A run of records:

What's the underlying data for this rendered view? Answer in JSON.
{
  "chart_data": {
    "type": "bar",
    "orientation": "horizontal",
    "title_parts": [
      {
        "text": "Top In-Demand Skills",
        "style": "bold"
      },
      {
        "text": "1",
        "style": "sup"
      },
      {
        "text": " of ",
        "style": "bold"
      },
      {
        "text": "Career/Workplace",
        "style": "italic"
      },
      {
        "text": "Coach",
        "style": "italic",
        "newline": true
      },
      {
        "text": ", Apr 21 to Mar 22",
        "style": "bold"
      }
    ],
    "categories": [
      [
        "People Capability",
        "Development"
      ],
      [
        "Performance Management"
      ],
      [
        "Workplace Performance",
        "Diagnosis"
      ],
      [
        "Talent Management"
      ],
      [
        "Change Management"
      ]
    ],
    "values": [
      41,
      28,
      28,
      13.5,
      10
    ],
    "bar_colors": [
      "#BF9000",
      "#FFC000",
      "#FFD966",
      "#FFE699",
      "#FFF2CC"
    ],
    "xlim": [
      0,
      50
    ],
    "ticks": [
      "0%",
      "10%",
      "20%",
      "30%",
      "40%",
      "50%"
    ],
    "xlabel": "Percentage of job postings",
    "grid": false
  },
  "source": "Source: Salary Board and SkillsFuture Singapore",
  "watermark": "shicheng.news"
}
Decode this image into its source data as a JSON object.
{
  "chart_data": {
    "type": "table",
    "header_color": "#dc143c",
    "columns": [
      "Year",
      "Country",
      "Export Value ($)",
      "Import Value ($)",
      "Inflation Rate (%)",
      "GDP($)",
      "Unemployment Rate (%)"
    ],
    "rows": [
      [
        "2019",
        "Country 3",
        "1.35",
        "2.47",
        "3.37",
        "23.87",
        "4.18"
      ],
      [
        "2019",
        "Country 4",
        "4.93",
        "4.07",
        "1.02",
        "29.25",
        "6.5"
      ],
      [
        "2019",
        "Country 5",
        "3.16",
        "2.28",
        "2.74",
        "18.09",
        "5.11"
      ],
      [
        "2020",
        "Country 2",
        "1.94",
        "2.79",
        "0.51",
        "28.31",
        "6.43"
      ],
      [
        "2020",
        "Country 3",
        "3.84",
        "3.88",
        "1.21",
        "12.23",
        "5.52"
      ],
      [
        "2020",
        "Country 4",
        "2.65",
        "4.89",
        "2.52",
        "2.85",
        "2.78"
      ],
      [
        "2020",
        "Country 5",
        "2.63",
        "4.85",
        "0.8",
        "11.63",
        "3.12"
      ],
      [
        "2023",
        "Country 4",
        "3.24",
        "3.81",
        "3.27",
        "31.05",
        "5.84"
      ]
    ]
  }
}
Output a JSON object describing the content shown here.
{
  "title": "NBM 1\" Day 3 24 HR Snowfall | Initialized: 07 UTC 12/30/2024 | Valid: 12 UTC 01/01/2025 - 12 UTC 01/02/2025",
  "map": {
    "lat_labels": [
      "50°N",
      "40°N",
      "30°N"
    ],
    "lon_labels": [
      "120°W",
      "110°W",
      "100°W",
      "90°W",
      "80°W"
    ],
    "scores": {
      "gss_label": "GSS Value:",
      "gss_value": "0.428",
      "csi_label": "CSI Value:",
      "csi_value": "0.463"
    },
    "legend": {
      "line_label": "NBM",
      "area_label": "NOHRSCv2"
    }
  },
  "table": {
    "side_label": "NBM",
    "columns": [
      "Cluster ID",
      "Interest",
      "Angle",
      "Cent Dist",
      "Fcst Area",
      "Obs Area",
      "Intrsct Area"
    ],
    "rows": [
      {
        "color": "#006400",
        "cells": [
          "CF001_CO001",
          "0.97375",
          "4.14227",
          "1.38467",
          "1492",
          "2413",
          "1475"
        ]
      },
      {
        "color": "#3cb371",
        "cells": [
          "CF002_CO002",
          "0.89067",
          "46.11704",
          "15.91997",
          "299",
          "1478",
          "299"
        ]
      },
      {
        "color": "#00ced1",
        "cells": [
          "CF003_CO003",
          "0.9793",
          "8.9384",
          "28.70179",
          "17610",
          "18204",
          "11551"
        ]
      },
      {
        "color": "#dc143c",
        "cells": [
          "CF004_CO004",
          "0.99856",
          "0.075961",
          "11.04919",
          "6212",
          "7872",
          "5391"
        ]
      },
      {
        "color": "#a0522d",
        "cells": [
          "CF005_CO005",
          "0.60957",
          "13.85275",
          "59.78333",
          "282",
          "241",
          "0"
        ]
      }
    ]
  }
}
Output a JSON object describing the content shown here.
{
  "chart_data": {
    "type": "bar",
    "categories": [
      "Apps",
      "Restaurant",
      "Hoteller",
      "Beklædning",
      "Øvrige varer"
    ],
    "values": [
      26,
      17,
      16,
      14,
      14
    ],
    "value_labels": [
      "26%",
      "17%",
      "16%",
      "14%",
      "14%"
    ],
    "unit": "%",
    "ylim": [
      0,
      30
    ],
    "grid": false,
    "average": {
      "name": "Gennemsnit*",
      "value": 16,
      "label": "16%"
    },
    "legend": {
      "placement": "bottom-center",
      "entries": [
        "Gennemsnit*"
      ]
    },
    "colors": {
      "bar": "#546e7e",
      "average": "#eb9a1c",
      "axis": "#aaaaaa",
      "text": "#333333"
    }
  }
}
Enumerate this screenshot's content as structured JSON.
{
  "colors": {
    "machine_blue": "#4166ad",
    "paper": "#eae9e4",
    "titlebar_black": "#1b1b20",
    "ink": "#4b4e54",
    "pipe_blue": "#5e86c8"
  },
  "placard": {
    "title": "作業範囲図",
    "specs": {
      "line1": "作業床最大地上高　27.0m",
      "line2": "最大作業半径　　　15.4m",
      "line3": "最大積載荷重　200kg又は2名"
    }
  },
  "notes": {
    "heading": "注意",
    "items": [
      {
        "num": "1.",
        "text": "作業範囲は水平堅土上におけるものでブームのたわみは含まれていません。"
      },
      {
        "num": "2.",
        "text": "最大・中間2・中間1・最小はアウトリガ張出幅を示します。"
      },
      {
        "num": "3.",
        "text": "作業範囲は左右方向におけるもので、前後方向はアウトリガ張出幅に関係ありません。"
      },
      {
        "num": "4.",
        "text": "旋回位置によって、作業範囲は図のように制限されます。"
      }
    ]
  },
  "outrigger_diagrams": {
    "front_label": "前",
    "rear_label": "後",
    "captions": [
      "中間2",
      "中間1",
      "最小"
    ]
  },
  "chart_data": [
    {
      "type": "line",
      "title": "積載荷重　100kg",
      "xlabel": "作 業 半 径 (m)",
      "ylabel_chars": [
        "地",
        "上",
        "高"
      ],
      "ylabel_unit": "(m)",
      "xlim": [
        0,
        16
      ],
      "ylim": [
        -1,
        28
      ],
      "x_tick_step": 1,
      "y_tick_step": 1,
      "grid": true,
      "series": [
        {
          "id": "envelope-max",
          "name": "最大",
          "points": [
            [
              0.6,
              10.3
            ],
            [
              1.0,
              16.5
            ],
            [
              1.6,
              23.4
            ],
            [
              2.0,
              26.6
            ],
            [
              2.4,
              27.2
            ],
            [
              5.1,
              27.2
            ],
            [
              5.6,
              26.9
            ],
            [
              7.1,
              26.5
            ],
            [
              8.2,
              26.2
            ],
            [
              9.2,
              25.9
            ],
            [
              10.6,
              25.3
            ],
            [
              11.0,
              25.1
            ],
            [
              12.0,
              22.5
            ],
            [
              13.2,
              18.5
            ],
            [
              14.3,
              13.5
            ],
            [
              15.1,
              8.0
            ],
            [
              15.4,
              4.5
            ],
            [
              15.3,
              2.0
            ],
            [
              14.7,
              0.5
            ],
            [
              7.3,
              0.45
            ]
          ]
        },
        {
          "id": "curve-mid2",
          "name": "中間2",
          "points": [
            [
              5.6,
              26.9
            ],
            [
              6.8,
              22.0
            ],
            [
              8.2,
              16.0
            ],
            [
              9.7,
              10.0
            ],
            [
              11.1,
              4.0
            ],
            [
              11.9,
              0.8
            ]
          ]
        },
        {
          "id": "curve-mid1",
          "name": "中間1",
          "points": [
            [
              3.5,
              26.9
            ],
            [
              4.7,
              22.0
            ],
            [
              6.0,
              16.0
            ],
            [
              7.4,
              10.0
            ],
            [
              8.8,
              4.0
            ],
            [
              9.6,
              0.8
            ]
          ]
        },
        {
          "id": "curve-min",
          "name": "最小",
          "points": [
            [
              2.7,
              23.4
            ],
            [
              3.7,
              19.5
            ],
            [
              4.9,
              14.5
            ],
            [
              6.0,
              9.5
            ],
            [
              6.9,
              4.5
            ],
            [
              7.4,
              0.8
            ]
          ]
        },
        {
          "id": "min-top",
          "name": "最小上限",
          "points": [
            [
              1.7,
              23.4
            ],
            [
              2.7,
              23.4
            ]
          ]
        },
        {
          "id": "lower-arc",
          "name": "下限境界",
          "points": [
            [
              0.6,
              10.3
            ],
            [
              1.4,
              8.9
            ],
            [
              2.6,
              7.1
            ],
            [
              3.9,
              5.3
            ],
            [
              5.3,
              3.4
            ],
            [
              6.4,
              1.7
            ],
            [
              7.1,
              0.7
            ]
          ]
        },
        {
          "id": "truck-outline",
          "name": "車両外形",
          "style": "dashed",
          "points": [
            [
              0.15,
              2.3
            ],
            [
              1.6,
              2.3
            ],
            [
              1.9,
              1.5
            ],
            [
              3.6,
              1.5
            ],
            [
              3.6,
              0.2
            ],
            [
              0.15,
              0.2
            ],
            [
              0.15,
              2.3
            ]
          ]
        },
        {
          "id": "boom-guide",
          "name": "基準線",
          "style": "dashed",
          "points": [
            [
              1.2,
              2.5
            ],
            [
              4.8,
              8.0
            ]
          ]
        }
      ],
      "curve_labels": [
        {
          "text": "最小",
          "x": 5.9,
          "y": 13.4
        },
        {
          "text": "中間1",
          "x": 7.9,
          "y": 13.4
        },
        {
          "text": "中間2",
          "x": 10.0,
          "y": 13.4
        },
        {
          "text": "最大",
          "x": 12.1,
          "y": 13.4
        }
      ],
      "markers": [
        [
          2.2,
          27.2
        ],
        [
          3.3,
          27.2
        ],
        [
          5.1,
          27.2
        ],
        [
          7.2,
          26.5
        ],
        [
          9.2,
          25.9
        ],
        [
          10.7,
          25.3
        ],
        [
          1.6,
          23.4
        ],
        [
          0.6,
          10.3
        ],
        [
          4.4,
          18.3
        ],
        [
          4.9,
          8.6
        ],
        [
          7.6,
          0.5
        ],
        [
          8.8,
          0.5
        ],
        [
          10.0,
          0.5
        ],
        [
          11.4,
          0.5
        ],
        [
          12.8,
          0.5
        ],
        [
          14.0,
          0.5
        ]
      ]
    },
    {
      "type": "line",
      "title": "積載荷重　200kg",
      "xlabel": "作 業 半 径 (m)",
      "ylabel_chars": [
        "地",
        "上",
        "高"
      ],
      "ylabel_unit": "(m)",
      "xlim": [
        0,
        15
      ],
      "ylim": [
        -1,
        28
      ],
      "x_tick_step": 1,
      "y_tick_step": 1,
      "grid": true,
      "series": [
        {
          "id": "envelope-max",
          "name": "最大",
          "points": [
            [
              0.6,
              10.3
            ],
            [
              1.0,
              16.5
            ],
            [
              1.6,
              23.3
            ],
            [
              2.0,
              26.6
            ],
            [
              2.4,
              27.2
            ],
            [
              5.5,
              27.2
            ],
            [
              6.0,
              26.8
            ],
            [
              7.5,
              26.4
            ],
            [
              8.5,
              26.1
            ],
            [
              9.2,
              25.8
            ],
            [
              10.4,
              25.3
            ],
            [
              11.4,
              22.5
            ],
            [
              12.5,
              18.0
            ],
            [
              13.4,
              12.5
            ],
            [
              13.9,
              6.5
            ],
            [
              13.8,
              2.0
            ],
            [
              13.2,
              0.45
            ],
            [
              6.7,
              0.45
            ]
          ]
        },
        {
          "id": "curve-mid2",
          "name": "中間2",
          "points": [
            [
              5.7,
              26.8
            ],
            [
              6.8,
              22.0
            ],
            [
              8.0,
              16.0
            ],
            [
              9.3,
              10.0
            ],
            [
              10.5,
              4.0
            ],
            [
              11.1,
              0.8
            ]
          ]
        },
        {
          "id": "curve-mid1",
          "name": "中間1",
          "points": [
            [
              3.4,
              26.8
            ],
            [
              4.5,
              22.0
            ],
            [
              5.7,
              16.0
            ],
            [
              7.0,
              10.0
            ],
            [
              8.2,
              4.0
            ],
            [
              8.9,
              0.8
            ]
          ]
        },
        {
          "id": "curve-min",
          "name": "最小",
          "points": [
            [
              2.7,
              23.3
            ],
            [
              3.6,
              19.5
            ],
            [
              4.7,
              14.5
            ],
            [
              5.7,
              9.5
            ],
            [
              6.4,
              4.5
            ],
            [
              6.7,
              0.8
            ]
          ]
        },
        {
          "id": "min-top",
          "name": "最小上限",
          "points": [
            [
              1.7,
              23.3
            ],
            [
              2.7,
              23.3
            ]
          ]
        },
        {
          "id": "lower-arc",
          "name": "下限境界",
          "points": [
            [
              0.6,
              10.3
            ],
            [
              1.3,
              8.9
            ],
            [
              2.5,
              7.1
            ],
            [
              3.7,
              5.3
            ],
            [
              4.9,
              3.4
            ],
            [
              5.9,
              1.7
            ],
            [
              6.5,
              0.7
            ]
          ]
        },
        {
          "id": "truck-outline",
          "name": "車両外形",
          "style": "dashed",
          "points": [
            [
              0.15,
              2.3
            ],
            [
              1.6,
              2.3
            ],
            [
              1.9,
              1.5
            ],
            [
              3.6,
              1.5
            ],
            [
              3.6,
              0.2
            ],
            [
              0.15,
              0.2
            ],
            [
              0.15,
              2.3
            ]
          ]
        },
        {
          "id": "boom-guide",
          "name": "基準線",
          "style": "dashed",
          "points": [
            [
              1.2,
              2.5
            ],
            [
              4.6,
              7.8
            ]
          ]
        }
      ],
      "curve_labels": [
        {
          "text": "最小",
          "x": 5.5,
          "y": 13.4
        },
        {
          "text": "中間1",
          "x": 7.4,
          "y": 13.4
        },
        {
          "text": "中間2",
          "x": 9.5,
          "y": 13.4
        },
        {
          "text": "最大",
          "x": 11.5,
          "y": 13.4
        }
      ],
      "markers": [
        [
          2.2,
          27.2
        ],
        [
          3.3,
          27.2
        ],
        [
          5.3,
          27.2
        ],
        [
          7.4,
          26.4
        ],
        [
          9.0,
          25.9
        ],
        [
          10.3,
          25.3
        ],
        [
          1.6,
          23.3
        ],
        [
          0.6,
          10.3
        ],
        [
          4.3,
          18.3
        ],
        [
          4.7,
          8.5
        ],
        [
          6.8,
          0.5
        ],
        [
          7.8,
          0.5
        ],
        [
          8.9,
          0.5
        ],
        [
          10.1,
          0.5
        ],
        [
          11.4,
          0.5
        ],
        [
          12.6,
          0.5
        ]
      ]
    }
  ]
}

■ **Short exercise**
Look through the entries and return every line where "Workplace" appears.

■ **The reply**
        "text": "Career/Workplace",
        "Workplace Performance",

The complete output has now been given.